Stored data
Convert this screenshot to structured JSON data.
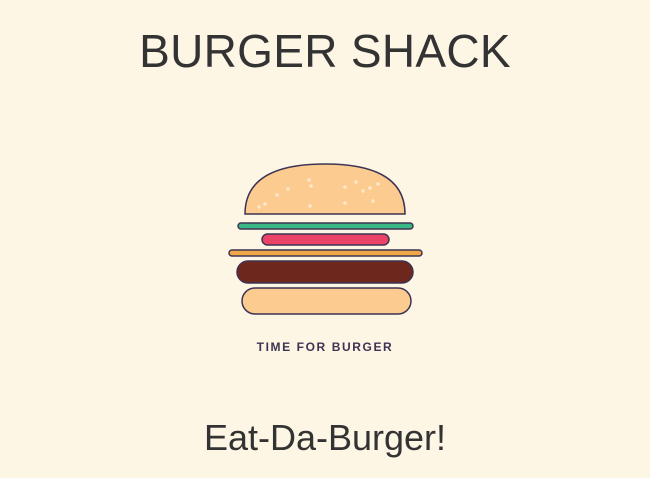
{
  "header": {
    "title": "BURGER SHACK"
  },
  "logo": {
    "icon": "burger-icon",
    "caption": "TIME FOR BURGER",
    "colors": {
      "outline": "#3d3353",
      "bun": "#fccb8f",
      "sesame": "#fde8cc",
      "lettuce": "#3ab884",
      "tomato": "#ea4367",
      "cheese": "#f0a748",
      "patty": "#6e271c"
    }
  },
  "main": {
    "tagline": "Eat-Da-Burger!"
  },
  "theme": {
    "background": "#fdf6e5",
    "text": "#333333"
  }
}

THE EXERCISE:
Give back the whole listing as it stands, minus its pictures.

TASK ANSWER:
Convert this screenshot to structured JSON data.
{
  "header": {
    "title": "BURGER SHACK"
  },
  "logo": {
    "icon": "burger-icon",
    "caption": "TIME FOR BURGER",
    "colors": {
      "outline": "#3d3353",
      "bun": "#fccb8f",
      "sesame": "#fde8cc",
      "lettuce": "#3ab884",
      "tomato": "#ea4367",
      "cheese": "#f0a748",
      "patty": "#6e271c"
    }
  },
  "main": {
    "tagline": "Eat-Da-Burger!"
  },
  "theme": {
    "background": "#fdf6e5",
    "text": "#333333"
  }
}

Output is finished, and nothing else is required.